What needs to be done:
Write out every line below that includes the word "your".

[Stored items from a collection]

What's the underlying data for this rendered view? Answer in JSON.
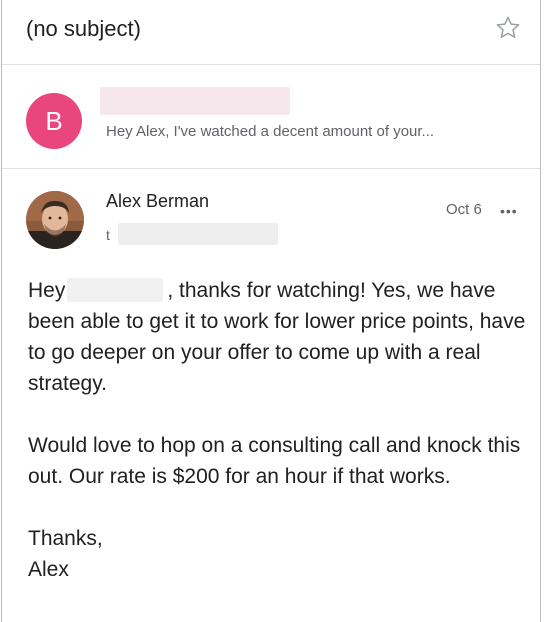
{
  "subject": "(no subject)",
  "first_message": {
    "avatar_letter": "B",
    "avatar_color": "#e8467c",
    "snippet": "Hey Alex, I've watched a decent amount of your..."
  },
  "reply": {
    "sender": "Alex Berman",
    "to_prefix": "t",
    "date": "Oct 6",
    "more": "•••",
    "greeting_start": "Hey",
    "greeting_rest": ", thanks for watching! Yes, we have been able to get it to work for lower price points, have to go deeper on your offer to come up with a real strategy.",
    "paragraph2": "Would love to hop on a consulting call and knock this out. Our rate is $200 for an hour if that works.",
    "signoff": "Thanks,",
    "signature": "Alex"
  },
  "icons": {
    "star": "star-icon",
    "more": "more-horizontal-icon"
  }
}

Task solution:
    "snippet": "Hey Alex, I've watched a decent amount of your..."
    "greeting_rest": ", thanks for watching! Yes, we have been able to get it to work for lower price points, have to go deeper on your offer to come up with a real strategy.",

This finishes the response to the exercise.